— Start —

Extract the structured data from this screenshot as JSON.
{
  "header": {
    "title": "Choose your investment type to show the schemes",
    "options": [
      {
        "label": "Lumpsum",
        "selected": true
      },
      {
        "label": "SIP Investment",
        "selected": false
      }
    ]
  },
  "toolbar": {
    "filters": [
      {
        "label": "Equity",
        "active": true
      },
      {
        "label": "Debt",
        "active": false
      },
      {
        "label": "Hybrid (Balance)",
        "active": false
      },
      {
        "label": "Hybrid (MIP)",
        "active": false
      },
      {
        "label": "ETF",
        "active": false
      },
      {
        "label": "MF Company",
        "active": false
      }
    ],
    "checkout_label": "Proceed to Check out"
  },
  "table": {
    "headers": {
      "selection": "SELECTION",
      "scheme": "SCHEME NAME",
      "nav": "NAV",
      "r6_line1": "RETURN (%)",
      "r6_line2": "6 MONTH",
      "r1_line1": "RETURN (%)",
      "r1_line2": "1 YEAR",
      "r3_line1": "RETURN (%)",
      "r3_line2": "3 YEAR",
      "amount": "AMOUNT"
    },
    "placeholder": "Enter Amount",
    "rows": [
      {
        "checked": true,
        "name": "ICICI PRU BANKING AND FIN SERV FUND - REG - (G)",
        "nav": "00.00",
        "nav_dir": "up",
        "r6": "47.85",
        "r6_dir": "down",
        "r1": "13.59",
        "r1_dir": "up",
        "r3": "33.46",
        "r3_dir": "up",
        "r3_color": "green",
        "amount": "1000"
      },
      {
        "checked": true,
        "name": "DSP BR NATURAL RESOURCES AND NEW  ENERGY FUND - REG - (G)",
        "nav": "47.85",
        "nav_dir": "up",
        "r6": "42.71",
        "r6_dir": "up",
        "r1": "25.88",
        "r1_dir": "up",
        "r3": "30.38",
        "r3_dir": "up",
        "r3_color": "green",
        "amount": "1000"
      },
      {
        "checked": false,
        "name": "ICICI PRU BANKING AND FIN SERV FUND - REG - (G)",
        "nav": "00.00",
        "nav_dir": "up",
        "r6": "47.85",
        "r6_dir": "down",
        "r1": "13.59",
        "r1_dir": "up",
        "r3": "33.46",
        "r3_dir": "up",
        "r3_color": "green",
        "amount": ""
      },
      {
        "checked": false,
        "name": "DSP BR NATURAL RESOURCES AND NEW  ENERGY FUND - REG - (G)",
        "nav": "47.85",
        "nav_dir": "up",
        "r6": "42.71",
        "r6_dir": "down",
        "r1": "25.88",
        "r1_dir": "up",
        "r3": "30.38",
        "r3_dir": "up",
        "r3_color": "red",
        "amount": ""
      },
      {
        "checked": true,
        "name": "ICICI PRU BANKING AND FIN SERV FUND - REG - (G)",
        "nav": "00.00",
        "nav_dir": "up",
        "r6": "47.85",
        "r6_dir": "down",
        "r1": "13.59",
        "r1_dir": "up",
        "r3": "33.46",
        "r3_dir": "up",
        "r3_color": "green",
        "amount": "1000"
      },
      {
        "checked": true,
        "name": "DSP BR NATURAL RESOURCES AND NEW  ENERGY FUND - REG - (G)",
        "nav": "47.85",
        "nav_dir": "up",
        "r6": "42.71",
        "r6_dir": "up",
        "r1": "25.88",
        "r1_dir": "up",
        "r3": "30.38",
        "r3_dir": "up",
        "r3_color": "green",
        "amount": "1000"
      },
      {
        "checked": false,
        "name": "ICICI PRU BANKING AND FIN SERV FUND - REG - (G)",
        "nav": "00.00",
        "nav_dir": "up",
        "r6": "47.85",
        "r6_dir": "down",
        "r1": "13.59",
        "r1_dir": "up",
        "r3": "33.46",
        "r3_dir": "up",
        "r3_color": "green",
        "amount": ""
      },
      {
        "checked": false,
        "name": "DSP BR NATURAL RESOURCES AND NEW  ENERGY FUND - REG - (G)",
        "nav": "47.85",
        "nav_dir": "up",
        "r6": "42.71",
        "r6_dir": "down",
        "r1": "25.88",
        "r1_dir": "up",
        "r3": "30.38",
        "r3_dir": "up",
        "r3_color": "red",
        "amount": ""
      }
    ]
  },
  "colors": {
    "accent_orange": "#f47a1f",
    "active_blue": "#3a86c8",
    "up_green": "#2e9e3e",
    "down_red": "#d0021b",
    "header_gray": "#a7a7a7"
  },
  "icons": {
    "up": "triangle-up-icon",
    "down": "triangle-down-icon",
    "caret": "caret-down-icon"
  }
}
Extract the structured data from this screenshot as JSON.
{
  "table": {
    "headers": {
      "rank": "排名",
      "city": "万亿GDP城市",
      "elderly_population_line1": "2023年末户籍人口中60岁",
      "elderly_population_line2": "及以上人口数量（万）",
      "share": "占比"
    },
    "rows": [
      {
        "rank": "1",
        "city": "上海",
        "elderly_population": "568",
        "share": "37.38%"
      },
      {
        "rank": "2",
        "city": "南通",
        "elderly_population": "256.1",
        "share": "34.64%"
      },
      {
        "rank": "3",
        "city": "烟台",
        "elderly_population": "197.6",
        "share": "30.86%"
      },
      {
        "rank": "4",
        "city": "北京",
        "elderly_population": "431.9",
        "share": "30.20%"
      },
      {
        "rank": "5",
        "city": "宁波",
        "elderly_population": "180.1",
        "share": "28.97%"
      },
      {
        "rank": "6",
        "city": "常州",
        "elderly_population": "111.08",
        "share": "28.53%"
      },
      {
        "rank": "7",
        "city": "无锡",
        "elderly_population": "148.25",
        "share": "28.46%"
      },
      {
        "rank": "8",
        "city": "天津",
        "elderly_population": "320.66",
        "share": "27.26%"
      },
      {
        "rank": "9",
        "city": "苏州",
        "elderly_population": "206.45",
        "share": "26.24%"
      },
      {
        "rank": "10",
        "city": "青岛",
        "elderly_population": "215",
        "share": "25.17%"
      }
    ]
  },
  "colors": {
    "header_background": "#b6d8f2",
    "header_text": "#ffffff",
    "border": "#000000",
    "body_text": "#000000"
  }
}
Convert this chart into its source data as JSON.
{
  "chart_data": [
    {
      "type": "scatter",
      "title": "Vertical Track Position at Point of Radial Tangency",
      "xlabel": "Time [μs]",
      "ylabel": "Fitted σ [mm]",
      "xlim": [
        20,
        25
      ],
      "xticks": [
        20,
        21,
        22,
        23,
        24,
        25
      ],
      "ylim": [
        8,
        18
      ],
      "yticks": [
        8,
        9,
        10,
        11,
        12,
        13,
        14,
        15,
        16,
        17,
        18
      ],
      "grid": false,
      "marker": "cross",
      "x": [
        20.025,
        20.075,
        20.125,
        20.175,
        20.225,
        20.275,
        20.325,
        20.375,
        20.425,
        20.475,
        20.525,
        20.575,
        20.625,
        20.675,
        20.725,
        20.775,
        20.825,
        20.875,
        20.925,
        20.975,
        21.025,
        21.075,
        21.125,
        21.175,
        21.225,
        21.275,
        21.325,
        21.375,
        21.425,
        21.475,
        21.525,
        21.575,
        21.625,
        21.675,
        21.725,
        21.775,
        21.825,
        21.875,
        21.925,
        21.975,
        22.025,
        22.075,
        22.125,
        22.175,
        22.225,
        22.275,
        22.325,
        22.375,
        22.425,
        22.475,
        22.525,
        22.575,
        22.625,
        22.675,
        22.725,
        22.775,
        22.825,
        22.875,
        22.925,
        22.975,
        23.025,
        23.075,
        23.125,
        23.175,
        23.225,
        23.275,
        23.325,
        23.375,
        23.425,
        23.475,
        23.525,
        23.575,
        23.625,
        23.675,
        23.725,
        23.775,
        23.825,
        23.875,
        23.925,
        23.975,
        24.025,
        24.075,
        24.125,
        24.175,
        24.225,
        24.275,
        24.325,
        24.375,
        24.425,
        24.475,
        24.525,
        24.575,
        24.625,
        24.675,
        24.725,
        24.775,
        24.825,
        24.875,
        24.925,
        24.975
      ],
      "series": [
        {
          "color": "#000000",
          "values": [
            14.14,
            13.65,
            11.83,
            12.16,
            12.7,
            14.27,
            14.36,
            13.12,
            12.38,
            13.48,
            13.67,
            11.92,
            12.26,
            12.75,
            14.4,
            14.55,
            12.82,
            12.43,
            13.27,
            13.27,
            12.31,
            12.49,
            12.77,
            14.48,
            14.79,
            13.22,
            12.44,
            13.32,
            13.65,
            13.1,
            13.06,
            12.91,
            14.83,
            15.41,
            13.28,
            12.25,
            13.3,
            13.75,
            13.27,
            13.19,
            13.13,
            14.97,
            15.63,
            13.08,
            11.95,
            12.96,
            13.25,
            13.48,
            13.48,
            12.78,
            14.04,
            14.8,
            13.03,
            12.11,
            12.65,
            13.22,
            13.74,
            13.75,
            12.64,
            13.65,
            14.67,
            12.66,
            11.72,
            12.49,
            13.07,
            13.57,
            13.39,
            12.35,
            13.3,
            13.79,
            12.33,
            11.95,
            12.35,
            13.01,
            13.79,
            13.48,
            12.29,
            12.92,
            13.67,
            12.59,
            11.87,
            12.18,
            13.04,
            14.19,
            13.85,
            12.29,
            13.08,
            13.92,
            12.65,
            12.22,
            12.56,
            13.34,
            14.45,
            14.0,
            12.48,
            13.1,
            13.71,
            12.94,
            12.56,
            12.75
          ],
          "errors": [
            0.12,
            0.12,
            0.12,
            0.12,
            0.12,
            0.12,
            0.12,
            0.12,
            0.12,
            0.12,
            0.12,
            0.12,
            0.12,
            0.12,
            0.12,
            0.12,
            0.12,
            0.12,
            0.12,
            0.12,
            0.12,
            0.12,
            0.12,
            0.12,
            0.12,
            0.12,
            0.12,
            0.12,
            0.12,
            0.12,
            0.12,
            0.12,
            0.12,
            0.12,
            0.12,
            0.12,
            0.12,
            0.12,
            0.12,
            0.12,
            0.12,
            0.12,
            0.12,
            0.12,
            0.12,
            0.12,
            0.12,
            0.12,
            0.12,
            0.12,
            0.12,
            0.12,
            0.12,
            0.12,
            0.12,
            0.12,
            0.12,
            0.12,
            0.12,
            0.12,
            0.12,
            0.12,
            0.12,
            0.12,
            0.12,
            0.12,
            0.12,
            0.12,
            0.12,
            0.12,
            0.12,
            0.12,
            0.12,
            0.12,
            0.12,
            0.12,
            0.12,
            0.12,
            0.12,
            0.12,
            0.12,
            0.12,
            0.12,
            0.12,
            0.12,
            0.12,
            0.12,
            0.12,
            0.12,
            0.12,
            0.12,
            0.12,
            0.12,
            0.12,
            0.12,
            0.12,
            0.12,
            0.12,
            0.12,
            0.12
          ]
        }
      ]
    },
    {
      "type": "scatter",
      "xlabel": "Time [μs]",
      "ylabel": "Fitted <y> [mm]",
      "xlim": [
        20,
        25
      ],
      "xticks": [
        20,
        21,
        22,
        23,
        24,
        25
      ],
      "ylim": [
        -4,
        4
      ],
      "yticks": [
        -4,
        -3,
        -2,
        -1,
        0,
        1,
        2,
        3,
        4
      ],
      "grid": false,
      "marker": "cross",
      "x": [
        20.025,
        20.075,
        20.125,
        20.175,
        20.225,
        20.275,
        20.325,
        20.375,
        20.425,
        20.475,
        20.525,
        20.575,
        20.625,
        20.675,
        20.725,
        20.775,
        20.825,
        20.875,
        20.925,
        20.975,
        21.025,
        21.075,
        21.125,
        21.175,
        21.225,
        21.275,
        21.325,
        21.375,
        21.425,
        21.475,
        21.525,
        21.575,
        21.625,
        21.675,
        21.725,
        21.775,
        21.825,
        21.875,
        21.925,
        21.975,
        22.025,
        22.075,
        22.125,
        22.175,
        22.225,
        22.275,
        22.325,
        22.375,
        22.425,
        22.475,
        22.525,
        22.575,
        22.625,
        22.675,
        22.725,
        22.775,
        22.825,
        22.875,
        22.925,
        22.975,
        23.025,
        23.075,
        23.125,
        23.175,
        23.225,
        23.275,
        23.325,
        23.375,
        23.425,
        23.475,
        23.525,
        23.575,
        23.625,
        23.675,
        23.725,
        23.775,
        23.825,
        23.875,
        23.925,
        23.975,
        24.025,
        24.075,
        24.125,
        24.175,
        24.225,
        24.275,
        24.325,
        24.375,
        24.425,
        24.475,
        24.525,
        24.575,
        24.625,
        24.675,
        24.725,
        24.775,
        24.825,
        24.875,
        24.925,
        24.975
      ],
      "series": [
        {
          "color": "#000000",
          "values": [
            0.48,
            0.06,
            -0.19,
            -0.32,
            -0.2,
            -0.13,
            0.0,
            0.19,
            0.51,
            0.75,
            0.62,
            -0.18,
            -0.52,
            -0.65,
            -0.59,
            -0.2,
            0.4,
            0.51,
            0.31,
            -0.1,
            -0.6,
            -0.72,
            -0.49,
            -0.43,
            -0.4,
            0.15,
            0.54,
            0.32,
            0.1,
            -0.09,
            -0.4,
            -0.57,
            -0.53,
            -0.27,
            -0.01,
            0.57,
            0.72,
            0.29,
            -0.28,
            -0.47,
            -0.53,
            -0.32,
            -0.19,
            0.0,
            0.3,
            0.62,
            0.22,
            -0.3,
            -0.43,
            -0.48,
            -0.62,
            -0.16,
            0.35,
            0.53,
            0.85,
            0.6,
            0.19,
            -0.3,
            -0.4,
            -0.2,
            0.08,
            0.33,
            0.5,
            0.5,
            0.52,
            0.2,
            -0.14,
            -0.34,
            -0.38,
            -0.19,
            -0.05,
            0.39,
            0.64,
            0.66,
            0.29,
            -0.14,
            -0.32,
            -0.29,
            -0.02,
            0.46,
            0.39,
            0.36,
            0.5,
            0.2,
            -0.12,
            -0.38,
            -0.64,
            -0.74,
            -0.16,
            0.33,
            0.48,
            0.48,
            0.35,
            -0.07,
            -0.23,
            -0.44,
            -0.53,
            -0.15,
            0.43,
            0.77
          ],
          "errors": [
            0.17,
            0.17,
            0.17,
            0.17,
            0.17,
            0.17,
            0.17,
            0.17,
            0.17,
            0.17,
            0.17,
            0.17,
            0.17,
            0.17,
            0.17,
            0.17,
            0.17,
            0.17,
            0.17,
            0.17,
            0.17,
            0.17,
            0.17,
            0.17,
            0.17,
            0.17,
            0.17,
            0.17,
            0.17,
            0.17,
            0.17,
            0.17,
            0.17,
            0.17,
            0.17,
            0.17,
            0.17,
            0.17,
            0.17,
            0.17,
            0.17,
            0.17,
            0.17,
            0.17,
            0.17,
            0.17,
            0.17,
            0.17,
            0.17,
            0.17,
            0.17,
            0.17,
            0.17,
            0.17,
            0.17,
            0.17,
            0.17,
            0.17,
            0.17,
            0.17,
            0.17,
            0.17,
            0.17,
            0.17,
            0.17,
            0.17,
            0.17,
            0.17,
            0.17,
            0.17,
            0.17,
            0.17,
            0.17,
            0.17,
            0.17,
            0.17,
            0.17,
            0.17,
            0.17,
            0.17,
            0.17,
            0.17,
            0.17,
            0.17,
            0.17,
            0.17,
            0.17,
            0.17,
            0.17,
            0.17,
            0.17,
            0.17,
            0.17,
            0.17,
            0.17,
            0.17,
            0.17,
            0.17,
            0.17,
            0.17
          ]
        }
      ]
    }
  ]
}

— End —

> TO DO
Gather from the data above every line with the string "rank".

> SOLUTION FOR THIS TASK
      "rank": "排名",
        "rank": "1",
        "rank": "2",
        "rank": "3",
        "rank": "4",
        "rank": "5",
        "rank": "6",
        "rank": "7",
        "rank": "8",
        "rank": "9",
        "rank": "10",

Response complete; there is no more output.